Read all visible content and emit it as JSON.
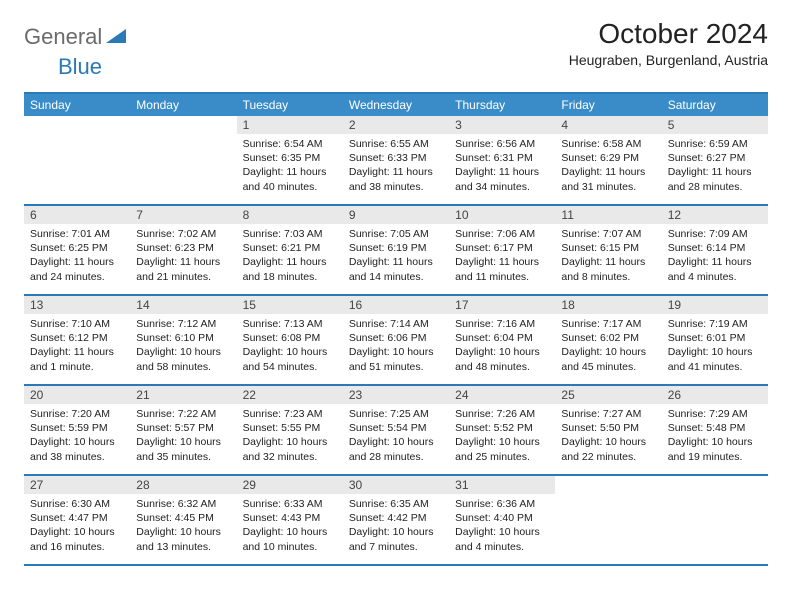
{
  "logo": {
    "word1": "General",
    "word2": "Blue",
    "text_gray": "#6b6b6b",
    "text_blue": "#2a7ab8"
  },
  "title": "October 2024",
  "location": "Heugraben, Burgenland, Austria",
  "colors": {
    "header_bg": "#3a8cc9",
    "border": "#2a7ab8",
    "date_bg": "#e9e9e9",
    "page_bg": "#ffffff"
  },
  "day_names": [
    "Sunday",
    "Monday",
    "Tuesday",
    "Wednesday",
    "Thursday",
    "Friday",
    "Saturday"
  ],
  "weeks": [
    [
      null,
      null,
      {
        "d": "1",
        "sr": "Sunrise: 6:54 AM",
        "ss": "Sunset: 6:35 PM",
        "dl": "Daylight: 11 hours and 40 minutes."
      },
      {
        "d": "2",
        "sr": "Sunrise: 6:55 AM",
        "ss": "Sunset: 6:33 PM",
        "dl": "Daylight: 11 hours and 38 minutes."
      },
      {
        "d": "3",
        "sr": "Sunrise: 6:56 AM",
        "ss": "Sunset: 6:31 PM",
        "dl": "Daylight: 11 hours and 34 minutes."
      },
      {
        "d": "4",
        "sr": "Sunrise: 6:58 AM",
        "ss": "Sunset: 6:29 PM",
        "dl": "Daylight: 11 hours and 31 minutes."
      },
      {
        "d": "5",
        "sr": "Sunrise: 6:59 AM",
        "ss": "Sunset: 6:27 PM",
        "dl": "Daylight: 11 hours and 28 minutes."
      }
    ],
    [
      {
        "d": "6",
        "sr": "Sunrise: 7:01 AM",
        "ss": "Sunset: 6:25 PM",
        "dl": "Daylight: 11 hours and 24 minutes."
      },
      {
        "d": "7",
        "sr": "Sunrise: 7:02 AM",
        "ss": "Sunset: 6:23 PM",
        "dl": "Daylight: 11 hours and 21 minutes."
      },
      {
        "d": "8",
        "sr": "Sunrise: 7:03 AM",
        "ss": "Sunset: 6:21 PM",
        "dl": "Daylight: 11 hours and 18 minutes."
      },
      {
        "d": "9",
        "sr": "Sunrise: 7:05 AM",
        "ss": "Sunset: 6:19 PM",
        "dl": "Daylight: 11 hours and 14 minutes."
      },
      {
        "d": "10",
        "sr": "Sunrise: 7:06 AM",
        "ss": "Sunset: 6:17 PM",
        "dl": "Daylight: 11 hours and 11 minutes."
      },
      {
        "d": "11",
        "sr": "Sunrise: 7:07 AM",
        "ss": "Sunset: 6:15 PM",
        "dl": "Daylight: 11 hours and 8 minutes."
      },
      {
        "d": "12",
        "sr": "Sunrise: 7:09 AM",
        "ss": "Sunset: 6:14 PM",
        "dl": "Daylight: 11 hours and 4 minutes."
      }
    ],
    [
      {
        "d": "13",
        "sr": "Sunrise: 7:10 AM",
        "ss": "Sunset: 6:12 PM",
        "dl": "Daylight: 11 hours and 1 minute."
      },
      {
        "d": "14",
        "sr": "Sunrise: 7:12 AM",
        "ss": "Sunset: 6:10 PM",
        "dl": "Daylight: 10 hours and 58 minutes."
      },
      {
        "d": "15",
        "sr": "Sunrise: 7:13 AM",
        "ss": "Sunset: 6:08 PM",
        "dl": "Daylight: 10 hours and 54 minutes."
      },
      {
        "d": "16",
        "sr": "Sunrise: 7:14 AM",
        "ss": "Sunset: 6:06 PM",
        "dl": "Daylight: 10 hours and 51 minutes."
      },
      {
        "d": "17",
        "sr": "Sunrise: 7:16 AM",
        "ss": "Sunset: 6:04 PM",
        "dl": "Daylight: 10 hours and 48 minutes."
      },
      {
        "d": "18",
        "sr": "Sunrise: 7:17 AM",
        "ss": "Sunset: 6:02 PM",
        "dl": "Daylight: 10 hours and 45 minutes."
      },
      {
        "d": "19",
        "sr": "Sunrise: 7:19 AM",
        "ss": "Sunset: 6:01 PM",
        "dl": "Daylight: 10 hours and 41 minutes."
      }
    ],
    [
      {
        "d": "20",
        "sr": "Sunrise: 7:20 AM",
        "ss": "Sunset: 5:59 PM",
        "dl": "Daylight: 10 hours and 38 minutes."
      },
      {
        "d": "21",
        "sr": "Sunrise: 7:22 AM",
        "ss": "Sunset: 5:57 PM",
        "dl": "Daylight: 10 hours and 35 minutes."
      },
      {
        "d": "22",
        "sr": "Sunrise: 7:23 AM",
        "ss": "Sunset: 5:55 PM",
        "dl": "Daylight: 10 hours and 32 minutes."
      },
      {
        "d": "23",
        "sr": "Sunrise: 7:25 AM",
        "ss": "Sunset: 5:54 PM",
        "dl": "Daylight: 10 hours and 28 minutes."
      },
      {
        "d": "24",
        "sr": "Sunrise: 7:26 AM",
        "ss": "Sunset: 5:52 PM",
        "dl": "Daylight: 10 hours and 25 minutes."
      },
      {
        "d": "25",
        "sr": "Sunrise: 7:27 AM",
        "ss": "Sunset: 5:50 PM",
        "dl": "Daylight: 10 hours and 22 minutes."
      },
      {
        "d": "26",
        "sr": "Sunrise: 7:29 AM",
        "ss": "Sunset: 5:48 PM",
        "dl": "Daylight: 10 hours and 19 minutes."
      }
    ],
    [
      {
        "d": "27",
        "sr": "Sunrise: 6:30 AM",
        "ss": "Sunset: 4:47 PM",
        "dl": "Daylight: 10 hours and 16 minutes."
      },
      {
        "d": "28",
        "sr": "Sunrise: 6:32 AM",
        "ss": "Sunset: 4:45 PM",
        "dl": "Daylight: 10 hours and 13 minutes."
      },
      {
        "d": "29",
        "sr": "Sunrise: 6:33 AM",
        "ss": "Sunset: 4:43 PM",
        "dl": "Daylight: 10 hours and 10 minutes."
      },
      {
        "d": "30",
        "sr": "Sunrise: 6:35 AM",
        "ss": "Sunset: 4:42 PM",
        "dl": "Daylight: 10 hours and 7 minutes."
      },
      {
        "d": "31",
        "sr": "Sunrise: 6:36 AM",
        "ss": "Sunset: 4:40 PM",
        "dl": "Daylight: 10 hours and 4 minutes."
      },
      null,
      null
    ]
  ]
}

_Directions_
Working from the material above, transcribe it exactly while omitting pictures.

_Complete answer_
Read all visible content and emit it as JSON.
{
  "logo": {
    "word1": "General",
    "word2": "Blue",
    "text_gray": "#6b6b6b",
    "text_blue": "#2a7ab8"
  },
  "title": "October 2024",
  "location": "Heugraben, Burgenland, Austria",
  "colors": {
    "header_bg": "#3a8cc9",
    "border": "#2a7ab8",
    "date_bg": "#e9e9e9",
    "page_bg": "#ffffff"
  },
  "day_names": [
    "Sunday",
    "Monday",
    "Tuesday",
    "Wednesday",
    "Thursday",
    "Friday",
    "Saturday"
  ],
  "weeks": [
    [
      null,
      null,
      {
        "d": "1",
        "sr": "Sunrise: 6:54 AM",
        "ss": "Sunset: 6:35 PM",
        "dl": "Daylight: 11 hours and 40 minutes."
      },
      {
        "d": "2",
        "sr": "Sunrise: 6:55 AM",
        "ss": "Sunset: 6:33 PM",
        "dl": "Daylight: 11 hours and 38 minutes."
      },
      {
        "d": "3",
        "sr": "Sunrise: 6:56 AM",
        "ss": "Sunset: 6:31 PM",
        "dl": "Daylight: 11 hours and 34 minutes."
      },
      {
        "d": "4",
        "sr": "Sunrise: 6:58 AM",
        "ss": "Sunset: 6:29 PM",
        "dl": "Daylight: 11 hours and 31 minutes."
      },
      {
        "d": "5",
        "sr": "Sunrise: 6:59 AM",
        "ss": "Sunset: 6:27 PM",
        "dl": "Daylight: 11 hours and 28 minutes."
      }
    ],
    [
      {
        "d": "6",
        "sr": "Sunrise: 7:01 AM",
        "ss": "Sunset: 6:25 PM",
        "dl": "Daylight: 11 hours and 24 minutes."
      },
      {
        "d": "7",
        "sr": "Sunrise: 7:02 AM",
        "ss": "Sunset: 6:23 PM",
        "dl": "Daylight: 11 hours and 21 minutes."
      },
      {
        "d": "8",
        "sr": "Sunrise: 7:03 AM",
        "ss": "Sunset: 6:21 PM",
        "dl": "Daylight: 11 hours and 18 minutes."
      },
      {
        "d": "9",
        "sr": "Sunrise: 7:05 AM",
        "ss": "Sunset: 6:19 PM",
        "dl": "Daylight: 11 hours and 14 minutes."
      },
      {
        "d": "10",
        "sr": "Sunrise: 7:06 AM",
        "ss": "Sunset: 6:17 PM",
        "dl": "Daylight: 11 hours and 11 minutes."
      },
      {
        "d": "11",
        "sr": "Sunrise: 7:07 AM",
        "ss": "Sunset: 6:15 PM",
        "dl": "Daylight: 11 hours and 8 minutes."
      },
      {
        "d": "12",
        "sr": "Sunrise: 7:09 AM",
        "ss": "Sunset: 6:14 PM",
        "dl": "Daylight: 11 hours and 4 minutes."
      }
    ],
    [
      {
        "d": "13",
        "sr": "Sunrise: 7:10 AM",
        "ss": "Sunset: 6:12 PM",
        "dl": "Daylight: 11 hours and 1 minute."
      },
      {
        "d": "14",
        "sr": "Sunrise: 7:12 AM",
        "ss": "Sunset: 6:10 PM",
        "dl": "Daylight: 10 hours and 58 minutes."
      },
      {
        "d": "15",
        "sr": "Sunrise: 7:13 AM",
        "ss": "Sunset: 6:08 PM",
        "dl": "Daylight: 10 hours and 54 minutes."
      },
      {
        "d": "16",
        "sr": "Sunrise: 7:14 AM",
        "ss": "Sunset: 6:06 PM",
        "dl": "Daylight: 10 hours and 51 minutes."
      },
      {
        "d": "17",
        "sr": "Sunrise: 7:16 AM",
        "ss": "Sunset: 6:04 PM",
        "dl": "Daylight: 10 hours and 48 minutes."
      },
      {
        "d": "18",
        "sr": "Sunrise: 7:17 AM",
        "ss": "Sunset: 6:02 PM",
        "dl": "Daylight: 10 hours and 45 minutes."
      },
      {
        "d": "19",
        "sr": "Sunrise: 7:19 AM",
        "ss": "Sunset: 6:01 PM",
        "dl": "Daylight: 10 hours and 41 minutes."
      }
    ],
    [
      {
        "d": "20",
        "sr": "Sunrise: 7:20 AM",
        "ss": "Sunset: 5:59 PM",
        "dl": "Daylight: 10 hours and 38 minutes."
      },
      {
        "d": "21",
        "sr": "Sunrise: 7:22 AM",
        "ss": "Sunset: 5:57 PM",
        "dl": "Daylight: 10 hours and 35 minutes."
      },
      {
        "d": "22",
        "sr": "Sunrise: 7:23 AM",
        "ss": "Sunset: 5:55 PM",
        "dl": "Daylight: 10 hours and 32 minutes."
      },
      {
        "d": "23",
        "sr": "Sunrise: 7:25 AM",
        "ss": "Sunset: 5:54 PM",
        "dl": "Daylight: 10 hours and 28 minutes."
      },
      {
        "d": "24",
        "sr": "Sunrise: 7:26 AM",
        "ss": "Sunset: 5:52 PM",
        "dl": "Daylight: 10 hours and 25 minutes."
      },
      {
        "d": "25",
        "sr": "Sunrise: 7:27 AM",
        "ss": "Sunset: 5:50 PM",
        "dl": "Daylight: 10 hours and 22 minutes."
      },
      {
        "d": "26",
        "sr": "Sunrise: 7:29 AM",
        "ss": "Sunset: 5:48 PM",
        "dl": "Daylight: 10 hours and 19 minutes."
      }
    ],
    [
      {
        "d": "27",
        "sr": "Sunrise: 6:30 AM",
        "ss": "Sunset: 4:47 PM",
        "dl": "Daylight: 10 hours and 16 minutes."
      },
      {
        "d": "28",
        "sr": "Sunrise: 6:32 AM",
        "ss": "Sunset: 4:45 PM",
        "dl": "Daylight: 10 hours and 13 minutes."
      },
      {
        "d": "29",
        "sr": "Sunrise: 6:33 AM",
        "ss": "Sunset: 4:43 PM",
        "dl": "Daylight: 10 hours and 10 minutes."
      },
      {
        "d": "30",
        "sr": "Sunrise: 6:35 AM",
        "ss": "Sunset: 4:42 PM",
        "dl": "Daylight: 10 hours and 7 minutes."
      },
      {
        "d": "31",
        "sr": "Sunrise: 6:36 AM",
        "ss": "Sunset: 4:40 PM",
        "dl": "Daylight: 10 hours and 4 minutes."
      },
      null,
      null
    ]
  ]
}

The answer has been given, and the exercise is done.